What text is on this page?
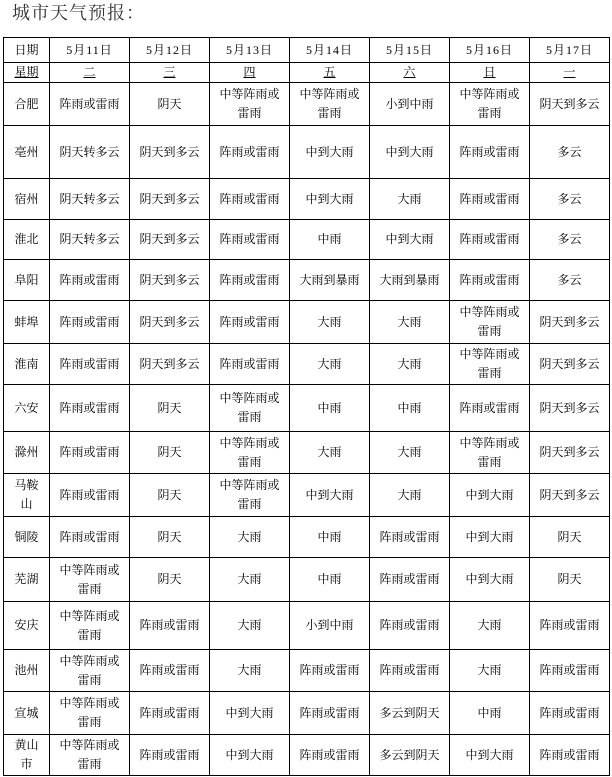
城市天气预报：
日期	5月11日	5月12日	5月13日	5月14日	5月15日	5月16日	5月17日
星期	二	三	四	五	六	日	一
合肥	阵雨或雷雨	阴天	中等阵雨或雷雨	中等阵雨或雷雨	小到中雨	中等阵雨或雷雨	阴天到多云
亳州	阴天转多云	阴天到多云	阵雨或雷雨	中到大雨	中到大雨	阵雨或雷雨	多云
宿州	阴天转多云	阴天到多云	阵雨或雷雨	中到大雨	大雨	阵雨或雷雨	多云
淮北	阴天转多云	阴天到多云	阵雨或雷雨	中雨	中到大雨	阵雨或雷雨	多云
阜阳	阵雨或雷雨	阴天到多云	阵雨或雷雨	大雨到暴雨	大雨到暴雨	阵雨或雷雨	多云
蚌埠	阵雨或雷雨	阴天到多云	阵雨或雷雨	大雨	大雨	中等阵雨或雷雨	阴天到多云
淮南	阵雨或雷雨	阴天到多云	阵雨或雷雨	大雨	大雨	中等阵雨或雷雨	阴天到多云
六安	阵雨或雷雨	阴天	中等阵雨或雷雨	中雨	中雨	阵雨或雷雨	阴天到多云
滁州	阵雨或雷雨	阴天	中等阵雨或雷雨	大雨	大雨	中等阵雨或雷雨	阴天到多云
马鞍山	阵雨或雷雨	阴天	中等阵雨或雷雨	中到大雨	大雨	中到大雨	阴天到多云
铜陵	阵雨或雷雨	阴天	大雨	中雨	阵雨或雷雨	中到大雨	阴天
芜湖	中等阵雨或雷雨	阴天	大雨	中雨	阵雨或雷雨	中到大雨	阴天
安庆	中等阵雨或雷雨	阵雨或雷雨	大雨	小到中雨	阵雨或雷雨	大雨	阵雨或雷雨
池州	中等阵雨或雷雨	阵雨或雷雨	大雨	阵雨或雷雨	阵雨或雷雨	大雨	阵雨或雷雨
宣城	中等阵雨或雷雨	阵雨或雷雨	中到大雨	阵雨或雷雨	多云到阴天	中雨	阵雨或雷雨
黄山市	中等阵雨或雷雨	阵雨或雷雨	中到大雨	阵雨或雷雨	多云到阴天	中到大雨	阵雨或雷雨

········

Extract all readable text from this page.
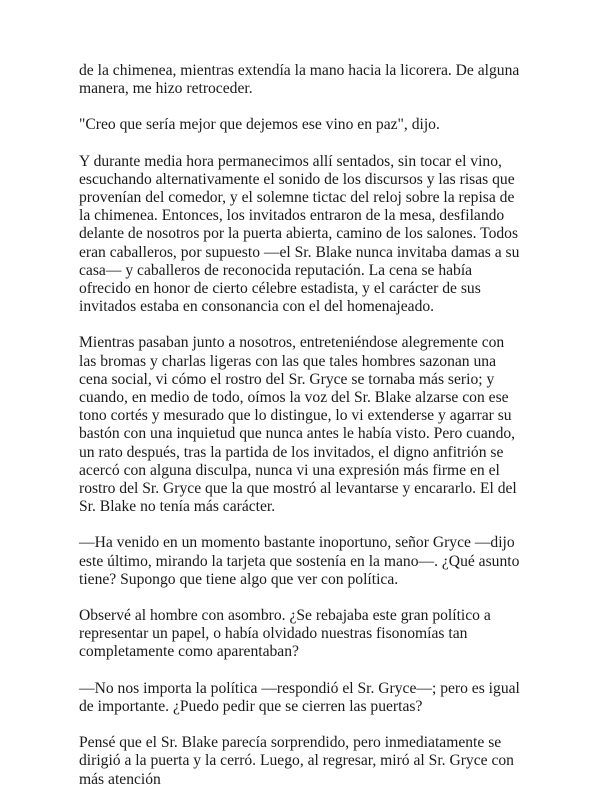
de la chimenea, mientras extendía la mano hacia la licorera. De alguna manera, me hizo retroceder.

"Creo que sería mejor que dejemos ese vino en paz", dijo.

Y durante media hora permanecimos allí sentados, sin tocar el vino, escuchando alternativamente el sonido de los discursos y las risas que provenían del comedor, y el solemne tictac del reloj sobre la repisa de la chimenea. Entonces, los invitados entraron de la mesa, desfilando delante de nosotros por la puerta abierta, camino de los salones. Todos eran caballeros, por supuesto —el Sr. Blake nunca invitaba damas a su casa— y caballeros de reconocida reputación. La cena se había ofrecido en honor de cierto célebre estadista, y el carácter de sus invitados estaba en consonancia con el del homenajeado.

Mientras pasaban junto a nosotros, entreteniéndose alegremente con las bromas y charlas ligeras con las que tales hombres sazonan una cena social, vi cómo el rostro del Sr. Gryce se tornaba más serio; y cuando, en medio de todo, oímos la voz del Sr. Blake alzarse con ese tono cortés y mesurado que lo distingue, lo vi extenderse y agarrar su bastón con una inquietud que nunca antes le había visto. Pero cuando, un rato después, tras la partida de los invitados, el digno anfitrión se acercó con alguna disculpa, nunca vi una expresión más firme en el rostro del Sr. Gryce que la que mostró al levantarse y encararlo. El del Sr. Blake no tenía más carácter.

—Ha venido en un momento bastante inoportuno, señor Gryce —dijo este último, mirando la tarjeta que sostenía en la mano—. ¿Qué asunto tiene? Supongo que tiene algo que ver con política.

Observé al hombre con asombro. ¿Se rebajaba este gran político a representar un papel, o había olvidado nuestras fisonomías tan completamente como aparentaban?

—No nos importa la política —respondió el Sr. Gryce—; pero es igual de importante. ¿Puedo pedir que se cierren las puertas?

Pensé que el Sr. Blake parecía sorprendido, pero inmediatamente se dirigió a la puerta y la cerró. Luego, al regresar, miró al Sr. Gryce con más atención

········

Exercise objective:
Return each line among the entries that holds the word "多云到阴天".

Exercise output:
宣城	中等阵雨或雷雨	阵雨或雷雨	中到大雨	阵雨或雷雨	多云到阴天	中雨	阵雨或雷雨
黄山市	中等阵雨或雷雨	阵雨或雷雨	中到大雨	阵雨或雷雨	多云到阴天	中到大雨	阵雨或雷雨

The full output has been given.